So last night I got a text from DH at work "Are we ever going to be able to save this or is it just doomed because of our personalities?" I responded IDK. This started a whole text conversation where he basically told me we got married a year ago and agreed to share our lives, all of it, not just the good and now I'm trying to back out of that. I told him it's not backing out, it's being respectful of his place and parenting and his choices in regards to his kids. That it is not pushing my ideas and values on him and allowing him the ability to do what he feels is the right thing. Among a variety of other things.

Of course I got the "you won't even listen to my side of it. And this will only make things worse. This plan of yours is a route to the end" I said I was sorry he felt that way. That I felt it would make things better. That it was worth a try. That I have heard his side and all he has is continue status quo which isn't working, or get divorced. I told him if you don't want to try a different approach to save our marriage then I will respect your decision and sign your papers. Draw them up. Of course it was "I didn't say I want a divorce!!" Ummm yeah, it's something you have brought up a few times over the weekend...

He said we need to compromise. That marriage is hard work, and requires work every day and second marriages are even harder. We need to compromise and work together and have understanding. AHEM!!! Preaching to the fucking choir asshat! You don't want to "compromise and work together", although I didn't say that. I said "Okay, so compromise on what? Don't just say compromise because that is vague. What points, ideas, areas are you saying we need to focus on for compromise? Give me some points and let's discuss it" Crickets. And he tried to talk around it over and over, I just texted back finally "I am damn tired of having important discussions regarding our marriage and life via text because you don't want to sit down and communicate. I deserve better, our marriage deserves better I believe, and I will no longer continue this via text. Good night."

He didn't like that...and I just never replied anymore. This morning I was up early, showered and drinking coffee when he got home from work, in case he wanted to actually speak face to face. I did catch him looking over my spreadsheet. Of course he just went to bed, no talking. Okay...whatever.

He is either resigned himself to the fact that it's my way without an alternative solution from him, (which would require him to actively and purposely come up with an action plan...right) or file papers. Either way...I'll be just fine and I think he knows that too

Comments

Shaman29's picture

Typical.....he's saying there needs to be compromise because he's being forced to parent his children without your help.

In other words "Wahhhhhhh......waaaaaahhhhhhhh......I liked it better when you were a bitching doormat who just did everything for me....waaaaaaaahhhhhhh."

Sports Fan's picture

They say compromise but they really mean "do what I want". Compromise involves both parties making an effort, giving in a little on something.

Texting is the worse. DH and I have had several arguments via text and it never ends well. I've gotten to a point where I do what you did and just say I'm not going to discuss this via text. They avoid face to face because it's harder to say that bullshit eye to eye.

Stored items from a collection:
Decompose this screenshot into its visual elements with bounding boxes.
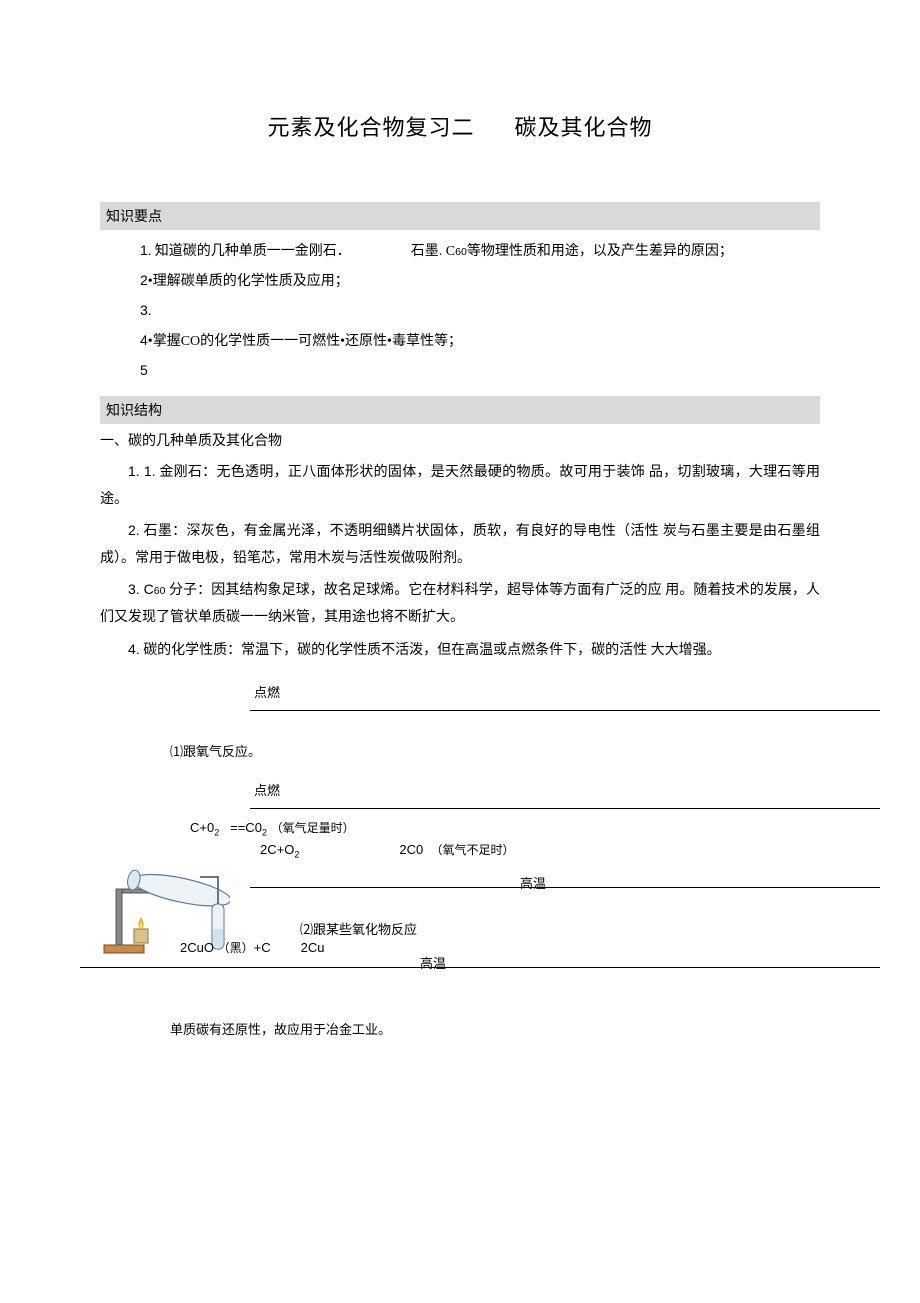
- subheading-allotropes: 一、碳的几种单质及其化合物: [100, 430, 820, 450]
- rule-line-2: [250, 808, 880, 809]
- requirement-2: 2 •理解碳单质的化学性质及应用；: [140, 266, 820, 296]
- equation-2: 2C+O22C0 （氧气不足时）: [260, 841, 515, 860]
- rule-line-1: [250, 710, 880, 711]
- title-left: 元素及化合物复习二: [267, 115, 474, 140]
- condition-label-high-temp-1: 高温: [520, 873, 546, 892]
- section-header-structure: 知识结构: [100, 396, 820, 424]
- page-title: 元素及化合物复习二 碳及其化合物: [100, 110, 820, 142]
- requirement-3: 3.: [140, 296, 820, 326]
- reaction-1-title: ⑴跟氧气反应。: [170, 741, 820, 760]
- equation-1: C+02 ==C02 （氧气足量时）: [190, 819, 355, 838]
- paragraph-c60: 3. C60 分子：因其结构象足球，故名足球烯。它在材料科学，超导体等方面有广泛…: [100, 576, 820, 631]
- paragraph-graphite: 2. 石墨：深灰色，有金属光泽，不透明细鳞片状固体，质软，有良好的导电性（活性 …: [100, 517, 820, 572]
- rule-line-3: [250, 887, 880, 888]
- paragraph-diamond: 1. 1. 金刚石：无色透明，正八面体形状的固体，是天然最硬的物质。故可用于装饰…: [100, 458, 820, 513]
- requirement-4: 4•掌握CO的化学性质一一可燃性•还原性•毒草性等；: [140, 326, 820, 356]
- rule-line-4: [80, 967, 880, 968]
- final-note: 单质碳有还原性，故应用于冶金工业。: [170, 1019, 820, 1038]
- condition-label-ignite-1: 点燃: [250, 682, 820, 702]
- equation-block: C+02 ==C02 （氧气足量时） 2C+O22C0 （氧气不足时） 高温 ⑵…: [100, 819, 820, 979]
- equation-3: 2CuO （黑）+C2Cu: [180, 939, 324, 956]
- reaction-2-title: ⑵跟某些氧化物反应: [300, 919, 417, 938]
- requirements-list: 1 . 知道碳的几种单质一一金刚石．石墨. C60等物理性质和用途，以及产生差异…: [100, 236, 820, 386]
- requirement-1: 1 . 知道碳的几种单质一一金刚石．石墨. C60等物理性质和用途，以及产生差异…: [140, 236, 820, 266]
- title-right: 碳及其化合物: [515, 115, 653, 140]
- paragraph-chemical-properties: 4. 碳的化学性质：常温下，碳的化学性质不活泼，但在高温或点燃条件下，碳的活性 …: [100, 636, 820, 665]
- section-header-requirements: 知识要点: [100, 202, 820, 230]
- condition-label-high-temp-2: 高温: [420, 953, 446, 972]
- requirement-5: 5: [140, 356, 820, 386]
- condition-label-ignite-2: 点燃: [250, 780, 820, 800]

SET TASK 1:
Can you condense the paragraph in the marriage post that begins "He didn't like that" into two or three shorter sentences, keeping its main facts?
SET TASK 2:
Could you extend the marriage post and its comments, picking up after the last sentence shown?
The rows play no part in this.

EXERCISE RESULT 1:
He didn't like it, and I stopped replying. The next morning I was up early, showered and having coffee when he got home from work, in case he wanted to talk face to face, and I caught him looking over my spreadsheet. He went to bed without talking.

EXERCISE RESULT 2:
hangingbyathread6's picture

It seriously drives me crazy! He does this CONSTANTLY. First, I expect that I hold enough priority in your life to discuss things face to face. It's called respect. Second, tones and other things can be easily misinterpreted when done via text message. It's just asking for additional problems.

I am no longer doing it. And he hates that. I wasn't going to hear the "when do we have time to talk without the kids around BS" which is why I got up so early. Yet...he went directly to bed. He usually stays up until close to 8 am before coming to bed, but not today....why? To avoid a real life conversation. Fine. But you are making YOUR choices...and making it easier and easier to say, "See ya!!"

hangingbyathread6's picture

Thanks fighting...and no I have no intention of filing the papers. If he wants it that way, he needs to take care of it, and "pull the trigger" as you say. I will however open my own account and I will refi my home without his name on it if that how he wants to play the game, however, he WILL pay half the bills and half the mortgage or I will no longer pay for half of the brand new truck he drives. He said, "if this is how it's going to be I may as well get my own house!" I had to stifle my laughter, because dude, you couldn't afford a house payment, all the bills, the loan on that brand new truck, the loan on that new Harley (if I let you take it, since I am the one who bought it) the insurance on both and financing your boys and their interests...you're going to have a hard enough time financing your kids interest and wants and whims as it is paying for only HALF of those things....but if you want to do so, be my guest.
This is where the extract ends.